Valores do aluguer duplicaram

Desde logo é notória a diferença nos valores que eram conhecidos para os anos anteriores. Para os anos de 2010 e 2011, o seu custo passou a ser de cerca de 11 milhões de euros por ano, quando em 2009 o seu custo não terá ultrapassado os 6 milhões de euros. Ou seja, é praticamente o dobro. O Jornal Oficial confirma estes aumentos radicais. Ao longo do ano de 2010, a Região transferiu para a Atlânticoline 13,1 milhões de euros. Em todos os casos as verbas são transferidas "para financiamento das despesas relativas à prestação do serviço público de transporte marítimo de passageiros e viaturas entre as ilhas da Região Autónoma dos Açores" e são "efectuadas por verbas do Plano da Secretaria Regional da Economia", na alínea da "Consolidação e Modernização dos Transportes Marítimos - Tráfego de Passageiros Inter-Ilhas". Trata-se de uma verba enorme, tanto mais que se trata de navegar nas ilhas durante apenas 5 meses e sem que concretamente nada fique nos Açores que seja duradouro. Por exemplo, em relação à recusa do navio Atlântida, que deveria custar cerca de 46 milhões de euros, ele ficaria pago em 5 anos de alugueres por este valor… E o Atlântida, como na altura foi diversas vezes referido na imprensa nacional, era um navio de luxo ("com características de luxo pouco habituais neste tipo de navio"). Não terá também sido por um aumento do tempo da operação. Este ano, por exemplo, o Santorini começa a operação apenas em 17 de Maio e termina em 2 de Outubro, enquanto que o "Wind", antigo "Viking", começa em 9 de Junho e termina em 11 de Setembro (ou seja, de novo apenas 3 meses de operação, tal como em 2009, quando terá custado 2,1 milhões de euros).

* * * * * * *

* _Desafios_:
[A] Resume, por favor, em forma de lista o parágrafo do texto sobre o aluguer dos navios que começa por "Desde logo é notória a diferença". Mantém os factos principais.
[B] Responde a estas perguntas sobre o texto do aluguer dos navios, uma resposta por linha:
(i) Quanto transferiu a Região para a Atlânticoline ao longo de 2010?
(ii) Quanto deveria custar o navio Atlântida?
(iii) Em que data começa este ano a operação do Santorini?
O material não tem qualquer papel nisto.

* * * * * * *

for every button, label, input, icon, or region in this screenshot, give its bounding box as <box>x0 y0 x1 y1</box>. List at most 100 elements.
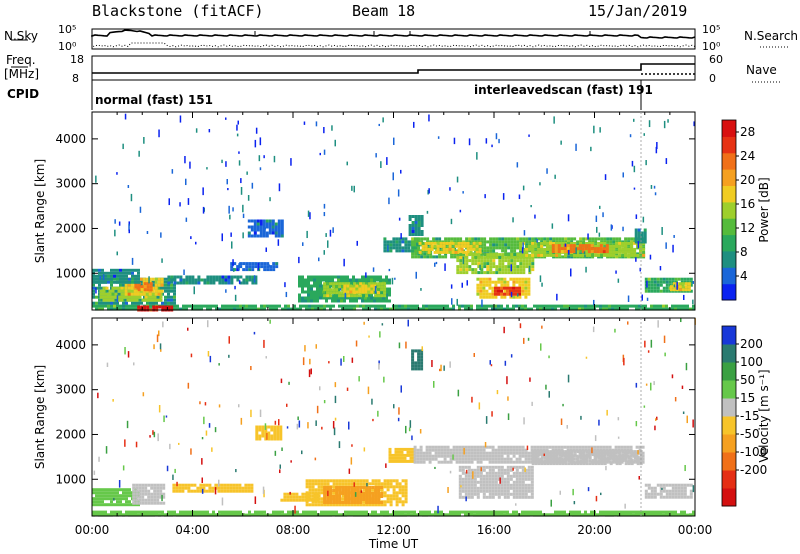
echo-cell <box>392 494 396 498</box>
echo-cell <box>334 299 337 303</box>
echo-cell <box>320 304 323 308</box>
echo-cell <box>419 448 423 452</box>
echo-cell <box>143 285 147 289</box>
echo-cell <box>110 304 113 308</box>
echo-cell <box>236 510 239 514</box>
echo-cell <box>331 299 334 303</box>
echo-cell <box>624 462 628 466</box>
scatter-echo <box>195 241 197 245</box>
echo-cell <box>464 454 468 458</box>
echo-cell <box>540 450 544 454</box>
echo-cell <box>276 428 280 432</box>
echo-cell <box>264 431 268 435</box>
echo-cell <box>521 474 525 478</box>
echo-cell <box>125 497 128 501</box>
echo-cell <box>158 513 161 517</box>
echo-cell <box>641 304 644 308</box>
scatter-echo <box>102 274 105 281</box>
echo-cell <box>329 307 332 311</box>
echo-cell <box>209 304 212 308</box>
echo-cell <box>187 489 191 493</box>
echo-cell <box>417 355 421 359</box>
echo-cell <box>653 304 656 308</box>
echo-cell <box>323 503 327 507</box>
echo-cell <box>659 304 662 308</box>
echo-cell <box>495 271 499 275</box>
echo-cell <box>650 492 654 496</box>
echo-cell <box>170 275 174 279</box>
scatter-echo <box>302 242 304 246</box>
echo-cell <box>560 304 563 308</box>
echo-cell <box>483 240 487 244</box>
echo-cell <box>512 471 516 475</box>
echo-cell <box>549 241 553 245</box>
echo-cell <box>620 307 623 311</box>
echo-cell <box>632 304 635 308</box>
echo-cell <box>531 247 535 251</box>
echo-cell <box>102 292 106 296</box>
echo-cell <box>113 301 116 305</box>
echo-cell <box>476 277 480 281</box>
echo-cell <box>531 262 535 266</box>
echo-cell <box>236 278 240 282</box>
echo-cell <box>268 228 272 232</box>
echo-cell <box>464 480 468 484</box>
echo-cell <box>500 483 504 487</box>
echo-cell <box>101 277 104 281</box>
echo-cell <box>256 228 260 232</box>
echo-cell <box>572 445 576 449</box>
echo-cell <box>266 262 270 266</box>
echo-cell <box>476 510 479 514</box>
echo-cell <box>566 307 569 311</box>
scatter-echo <box>225 117 227 120</box>
scatter-echo <box>269 197 271 202</box>
echo-cell <box>597 241 601 245</box>
echo-cell <box>659 307 662 311</box>
echo-cell <box>248 278 252 282</box>
echo-cell <box>525 250 529 254</box>
echo-cell <box>504 240 508 244</box>
echo-cell <box>153 295 157 299</box>
echo-cell <box>420 215 424 218</box>
echo-cell <box>626 451 630 455</box>
echo-cell <box>107 304 110 308</box>
echo-cell <box>480 256 484 260</box>
echo-cell <box>158 305 162 309</box>
echo-cell <box>287 304 290 308</box>
echo-cell <box>398 500 402 504</box>
echo-cell <box>656 307 659 311</box>
echo-cell <box>575 304 578 308</box>
cpid-segment-label: normal (fast) 151 <box>95 93 213 107</box>
echo-cell <box>458 445 462 449</box>
echo-cell <box>443 445 447 449</box>
echo-cell <box>377 479 381 483</box>
echo-cell <box>494 289 497 293</box>
echo-cell <box>434 454 438 458</box>
echo-cell <box>280 234 284 238</box>
echo-cell <box>408 230 412 233</box>
echo-cell <box>527 307 530 311</box>
y-tick-label: 4000 <box>55 132 86 146</box>
echo-cell <box>92 304 95 308</box>
echo-cell <box>606 240 610 244</box>
echo-cell <box>522 268 526 272</box>
echo-cell <box>455 451 459 455</box>
echo-cell <box>395 497 399 501</box>
echo-cell <box>494 474 498 478</box>
echo-cell <box>359 479 363 483</box>
echo-cell <box>149 285 153 289</box>
echo-cell <box>665 304 668 308</box>
scatter-echo <box>415 271 417 279</box>
echo-cell <box>455 445 459 449</box>
echo-cell <box>199 489 203 493</box>
echo-cell <box>248 307 251 311</box>
echo-cell <box>627 241 631 245</box>
echo-cell <box>337 296 340 300</box>
echo-cell <box>113 503 116 507</box>
echo-cell <box>92 488 95 492</box>
echo-cell <box>428 448 432 452</box>
echo-cell <box>455 448 459 452</box>
echo-cell <box>398 243 402 247</box>
scatter-echo <box>189 161 191 169</box>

* * * * * * *

* _Soluções por tarefa_:
[A]
- Em 2010 e 2011, o custo passou a ser de cerca de 11 milhões de euros por ano, quando em 2009 não terá ultrapassado os 6 milhões, ou seja, praticamente o dobro.
- O Jornal Oficial confirma os aumentos: ao longo de 2010, a Região transferiu 13,1 milhões de euros para a Atlânticoline.
- As verbas financiam o serviço público de transporte marítimo de passageiros e viaturas entre as ilhas dos Açores e saem do Plano da Secretaria Regional da Economia.
- Trata-se de uma verba enorme, já que a navegação dura apenas 5 meses e nada de duradouro fica nos Açores.
- O navio Atlântida, que foi recusado, deveria custar cerca de 46 milhões de euros e ficaria pago em 5 anos de alugueres por este valor. Era um navio de luxo.
- O aumento também não se deverá a mais tempo de operação. Este ano o Santorini opera de 17 de Maio a 2 de Outubro. O "Wind", antigo "Viking", opera de 9 de Junho a 11 de Setembro, de novo apenas 3 meses, tal como em 2009, quando terá custado 2,1 milhões de euros.

[B]
(i) 13,1 milhões de euros.
(ii) Cerca de 46 milhões de euros.
(iii) A 17 de Maio.